> _What to do_: Return only the count of lines in which the word "JSON" appears.

> _Record list_:
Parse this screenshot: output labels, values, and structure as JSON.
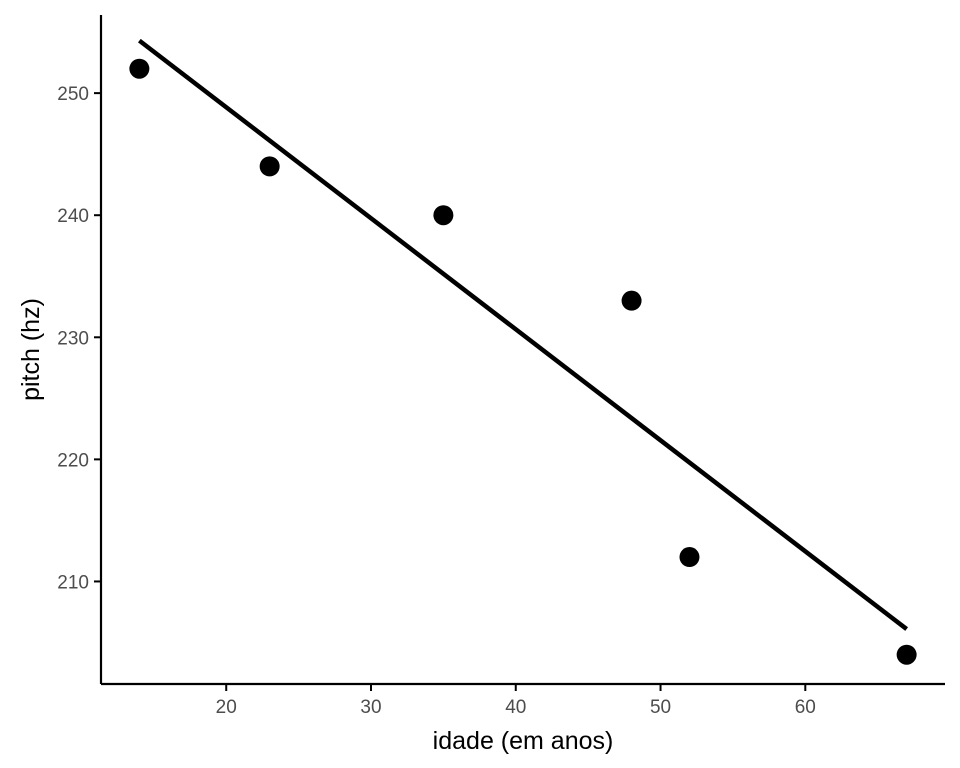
{
  "chart_data": {
    "type": "scatter",
    "title": "",
    "xlabel": "idade (em anos)",
    "ylabel": "pitch (hz)",
    "xlim": [
      11.35,
      69.65
    ],
    "ylim": [
      201.6,
      256.4
    ],
    "xticks": [
      20,
      30,
      40,
      50,
      60
    ],
    "yticks": [
      210,
      220,
      230,
      240,
      250
    ],
    "grid": false,
    "legend": "none",
    "series": [
      {
        "x": [
          14,
          23,
          35,
          48,
          52,
          67
        ],
        "y": [
          252,
          244,
          240,
          233,
          212,
          204
        ]
      }
    ],
    "fit_line": {
      "x_start": 14,
      "y_start": 254.3,
      "x_end": 67,
      "y_end": 206.1
    },
    "colors": {
      "points": "#000000",
      "line": "#000000",
      "axis": "#000000",
      "tick_text": "#4d4d4d"
    }
  }
}
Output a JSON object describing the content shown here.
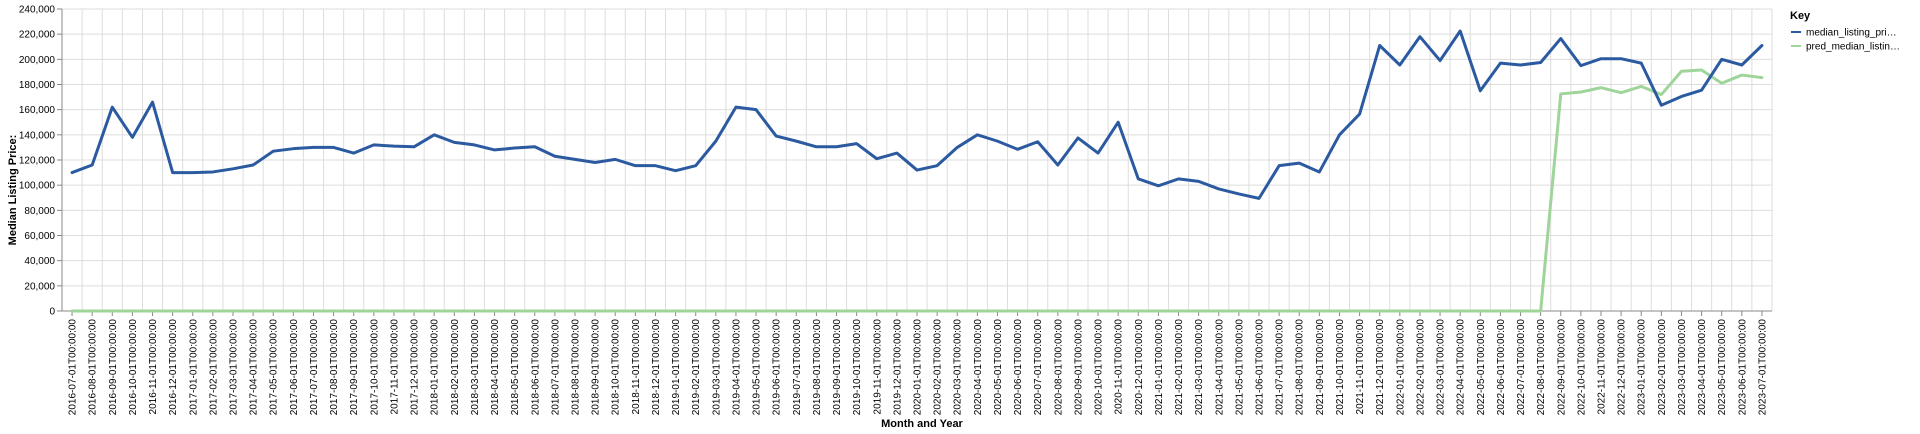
{
  "chart_data": {
    "type": "line",
    "xlabel": "Month and Year",
    "ylabel": "Median Listing Price:",
    "ylim": [
      0,
      240000
    ],
    "yticks": [
      "0",
      "20,000",
      "40,000",
      "60,000",
      "80,000",
      "100,000",
      "120,000",
      "140,000",
      "160,000",
      "180,000",
      "200,000",
      "220,000",
      "240,000"
    ],
    "grid": true,
    "legend": {
      "title": "Key",
      "placement": "right",
      "entries": [
        "median_listing_pri…",
        "pred_median_listin…"
      ]
    },
    "x": [
      "2016-07-01T00:00:00",
      "2016-08-01T00:00:00",
      "2016-09-01T00:00:00",
      "2016-10-01T00:00:00",
      "2016-11-01T00:00:00",
      "2016-12-01T00:00:00",
      "2017-01-01T00:00:00",
      "2017-02-01T00:00:00",
      "2017-03-01T00:00:00",
      "2017-04-01T00:00:00",
      "2017-05-01T00:00:00",
      "2017-06-01T00:00:00",
      "2017-07-01T00:00:00",
      "2017-08-01T00:00:00",
      "2017-09-01T00:00:00",
      "2017-10-01T00:00:00",
      "2017-11-01T00:00:00",
      "2017-12-01T00:00:00",
      "2018-01-01T00:00:00",
      "2018-02-01T00:00:00",
      "2018-03-01T00:00:00",
      "2018-04-01T00:00:00",
      "2018-05-01T00:00:00",
      "2018-06-01T00:00:00",
      "2018-07-01T00:00:00",
      "2018-08-01T00:00:00",
      "2018-09-01T00:00:00",
      "2018-10-01T00:00:00",
      "2018-11-01T00:00:00",
      "2018-12-01T00:00:00",
      "2019-01-01T00:00:00",
      "2019-02-01T00:00:00",
      "2019-03-01T00:00:00",
      "2019-04-01T00:00:00",
      "2019-05-01T00:00:00",
      "2019-06-01T00:00:00",
      "2019-07-01T00:00:00",
      "2019-08-01T00:00:00",
      "2019-09-01T00:00:00",
      "2019-10-01T00:00:00",
      "2019-11-01T00:00:00",
      "2019-12-01T00:00:00",
      "2020-01-01T00:00:00",
      "2020-02-01T00:00:00",
      "2020-03-01T00:00:00",
      "2020-04-01T00:00:00",
      "2020-05-01T00:00:00",
      "2020-06-01T00:00:00",
      "2020-07-01T00:00:00",
      "2020-08-01T00:00:00",
      "2020-09-01T00:00:00",
      "2020-10-01T00:00:00",
      "2020-11-01T00:00:00",
      "2020-12-01T00:00:00",
      "2021-01-01T00:00:00",
      "2021-02-01T00:00:00",
      "2021-03-01T00:00:00",
      "2021-04-01T00:00:00",
      "2021-05-01T00:00:00",
      "2021-06-01T00:00:00",
      "2021-07-01T00:00:00",
      "2021-08-01T00:00:00",
      "2021-09-01T00:00:00",
      "2021-10-01T00:00:00",
      "2021-11-01T00:00:00",
      "2021-12-01T00:00:00",
      "2022-01-01T00:00:00",
      "2022-02-01T00:00:00",
      "2022-03-01T00:00:00",
      "2022-04-01T00:00:00",
      "2022-05-01T00:00:00",
      "2022-06-01T00:00:00",
      "2022-07-01T00:00:00",
      "2022-08-01T00:00:00",
      "2022-09-01T00:00:00",
      "2022-10-01T00:00:00",
      "2022-11-01T00:00:00",
      "2022-12-01T00:00:00",
      "2023-01-01T00:00:00",
      "2023-02-01T00:00:00",
      "2023-03-01T00:00:00",
      "2023-04-01T00:00:00",
      "2023-05-01T00:00:00",
      "2023-06-01T00:00:00",
      "2023-07-01T00:00:00"
    ],
    "series": [
      {
        "name": "median_listing_pri…",
        "color": "#2c5aa0",
        "values": [
          110000,
          116000,
          162000,
          138000,
          166000,
          110000,
          110000,
          110500,
          113000,
          116000,
          127000,
          129000,
          130000,
          130000,
          125500,
          132000,
          131000,
          130500,
          140000,
          134000,
          132000,
          128000,
          129500,
          130500,
          123000,
          120500,
          118000,
          120500,
          115500,
          115500,
          111500,
          115500,
          135000,
          162000,
          160000,
          139000,
          135000,
          130500,
          130500,
          133000,
          121000,
          125500,
          112000,
          115500,
          130000,
          140000,
          135000,
          128500,
          134500,
          116000,
          137500,
          125500,
          150000,
          105000,
          99500,
          105000,
          103000,
          97000,
          93000,
          89500,
          115500,
          117500,
          110500,
          140000,
          156500,
          211000,
          195500,
          218000,
          199000,
          222500,
          175000,
          197000,
          195500,
          197500,
          216500,
          195000,
          200500,
          200500,
          197000,
          163500,
          170500,
          175500,
          200000,
          195500,
          211000
        ]
      },
      {
        "name": "pred_median_listin…",
        "color": "#9fd59a",
        "values": [
          0,
          0,
          0,
          0,
          0,
          0,
          0,
          0,
          0,
          0,
          0,
          0,
          0,
          0,
          0,
          0,
          0,
          0,
          0,
          0,
          0,
          0,
          0,
          0,
          0,
          0,
          0,
          0,
          0,
          0,
          0,
          0,
          0,
          0,
          0,
          0,
          0,
          0,
          0,
          0,
          0,
          0,
          0,
          0,
          0,
          0,
          0,
          0,
          0,
          0,
          0,
          0,
          0,
          0,
          0,
          0,
          0,
          0,
          0,
          0,
          0,
          0,
          0,
          0,
          0,
          0,
          0,
          0,
          0,
          0,
          0,
          0,
          0,
          0,
          172500,
          174000,
          177500,
          173500,
          178500,
          172000,
          190500,
          191500,
          181000,
          187500,
          185500
        ]
      }
    ]
  }
}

> _Solution below_: 2